What to work on — Print all of the entries exactly, minus the pictures.

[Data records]
######

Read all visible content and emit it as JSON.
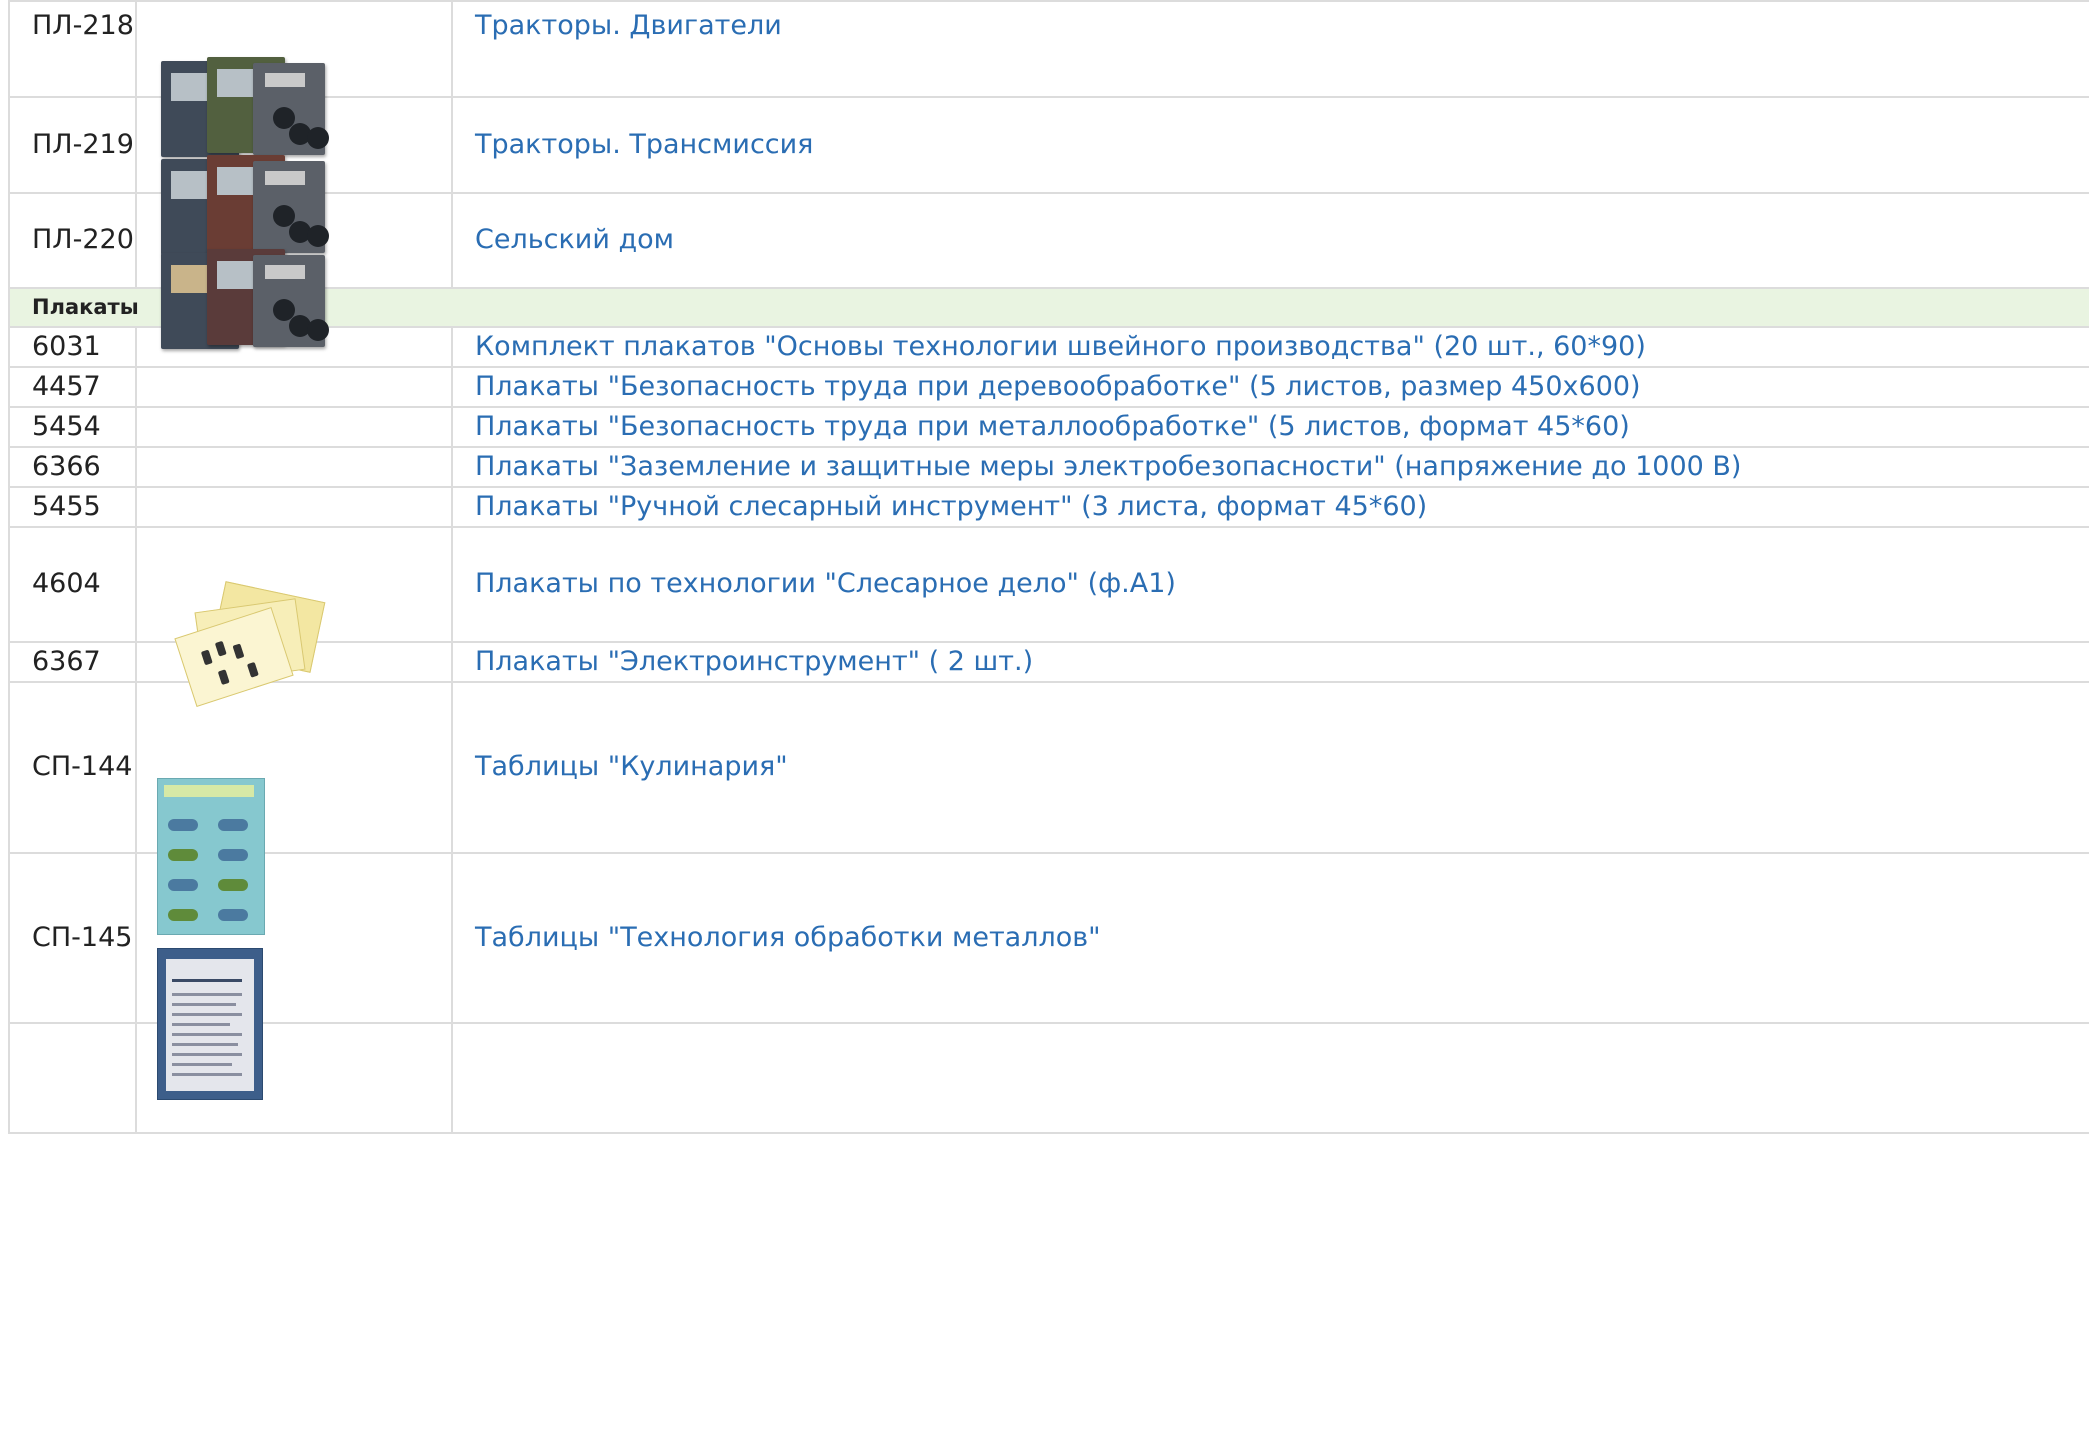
{
  "colors": {
    "link": "#2a6db3",
    "section_bg": "#e9f4e1",
    "border": "#dcdcdc"
  },
  "rows": {
    "r1": {
      "code": "ПЛ-218",
      "name": "Тракторы. Двигатели"
    },
    "r2": {
      "code": "ПЛ-219",
      "name": "Тракторы. Трансмиссия"
    },
    "r3": {
      "code": "ПЛ-220",
      "name": "Сельский дом"
    },
    "section": {
      "title": "Плакаты"
    },
    "r4": {
      "code": "6031",
      "name": "Комплект плакатов \"Основы технологии швейного производства\" (20 шт., 60*90)"
    },
    "r5": {
      "code": "4457",
      "name": "Плакаты \"Безопасность труда при деревообработке\" (5 листов, размер 450х600)"
    },
    "r6": {
      "code": "5454",
      "name": "Плакаты \"Безопасность труда при металлообработке\" (5 листов, формат 45*60)"
    },
    "r7": {
      "code": "6366",
      "name": "Плакаты \"Заземление и защитные меры электробезопасности\" (напряжение до 1000 В)"
    },
    "r8": {
      "code": "5455",
      "name": "Плакаты \"Ручной слесарный инструмент\" (3 листа, формат 45*60)"
    },
    "r9": {
      "code": "4604",
      "name": "Плакаты по технологии \"Слесарное дело\" (ф.А1)"
    },
    "r10": {
      "code": "6367",
      "name": "Плакаты \"Электроинструмент\" ( 2 шт.)"
    },
    "r11": {
      "code": "СП-144",
      "name": "Таблицы \"Кулинария\""
    },
    "r12": {
      "code": "СП-145",
      "name": "Таблицы \"Технология обработки металлов\""
    }
  }
}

######

Finished exercise —
Read all visible content and emit it as JSON.
{
  "colors": {
    "link": "#2a6db3",
    "section_bg": "#e9f4e1",
    "border": "#dcdcdc"
  },
  "rows": {
    "r1": {
      "code": "ПЛ-218",
      "name": "Тракторы. Двигатели"
    },
    "r2": {
      "code": "ПЛ-219",
      "name": "Тракторы. Трансмиссия"
    },
    "r3": {
      "code": "ПЛ-220",
      "name": "Сельский дом"
    },
    "section": {
      "title": "Плакаты"
    },
    "r4": {
      "code": "6031",
      "name": "Комплект плакатов \"Основы технологии швейного производства\" (20 шт., 60*90)"
    },
    "r5": {
      "code": "4457",
      "name": "Плакаты \"Безопасность труда при деревообработке\" (5 листов, размер 450х600)"
    },
    "r6": {
      "code": "5454",
      "name": "Плакаты \"Безопасность труда при металлообработке\" (5 листов, формат 45*60)"
    },
    "r7": {
      "code": "6366",
      "name": "Плакаты \"Заземление и защитные меры электробезопасности\" (напряжение до 1000 В)"
    },
    "r8": {
      "code": "5455",
      "name": "Плакаты \"Ручной слесарный инструмент\" (3 листа, формат 45*60)"
    },
    "r9": {
      "code": "4604",
      "name": "Плакаты по технологии \"Слесарное дело\" (ф.А1)"
    },
    "r10": {
      "code": "6367",
      "name": "Плакаты \"Электроинструмент\" ( 2 шт.)"
    },
    "r11": {
      "code": "СП-144",
      "name": "Таблицы \"Кулинария\""
    },
    "r12": {
      "code": "СП-145",
      "name": "Таблицы \"Технология обработки металлов\""
    }
  }
}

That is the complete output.